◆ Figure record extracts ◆
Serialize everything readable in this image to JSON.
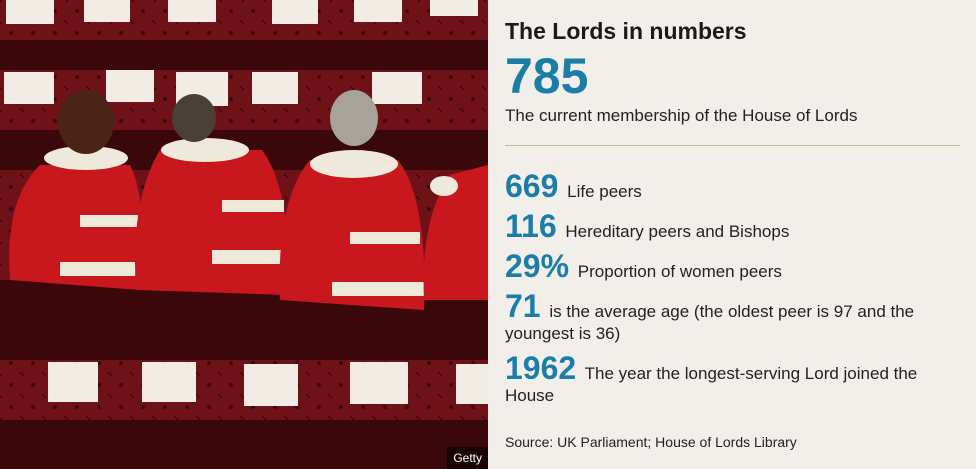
{
  "photo": {
    "credit": "Getty"
  },
  "panel": {
    "title": "The Lords in numbers",
    "headline_number": "785",
    "headline_caption": "The current membership of the House of Lords",
    "stats": [
      {
        "number": "669",
        "text": "Life peers"
      },
      {
        "number": "116",
        "text": "Hereditary peers and Bishops"
      },
      {
        "number": "29%",
        "text": "Proportion of women peers"
      },
      {
        "number": "71",
        "text": "is the average age (the oldest peer is 97 and the youngest is 36)"
      },
      {
        "number": "1962",
        "text": "The year the longest-serving Lord joined the House"
      }
    ],
    "source": "Source: UK Parliament; House of Lords Library"
  },
  "colors": {
    "accent": "#1b7ea6",
    "background": "#f2efeb",
    "divider": "#c7b89c",
    "robe": "#c8181e",
    "bench": "#5a0f14"
  }
}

◆ Task to carry out ◆
Set each line of the records down exactly, leaving every picture out.

◆ Exercise result ◆
Serialize everything readable in this image to JSON.
{
  "photo": {
    "credit": "Getty"
  },
  "panel": {
    "title": "The Lords in numbers",
    "headline_number": "785",
    "headline_caption": "The current membership of the House of Lords",
    "stats": [
      {
        "number": "669",
        "text": "Life peers"
      },
      {
        "number": "116",
        "text": "Hereditary peers and Bishops"
      },
      {
        "number": "29%",
        "text": "Proportion of women peers"
      },
      {
        "number": "71",
        "text": "is the average age (the oldest peer is 97 and the youngest is 36)"
      },
      {
        "number": "1962",
        "text": "The year the longest-serving Lord joined the House"
      }
    ],
    "source": "Source: UK Parliament; House of Lords Library"
  },
  "colors": {
    "accent": "#1b7ea6",
    "background": "#f2efeb",
    "divider": "#c7b89c",
    "robe": "#c8181e",
    "bench": "#5a0f14"
  }
}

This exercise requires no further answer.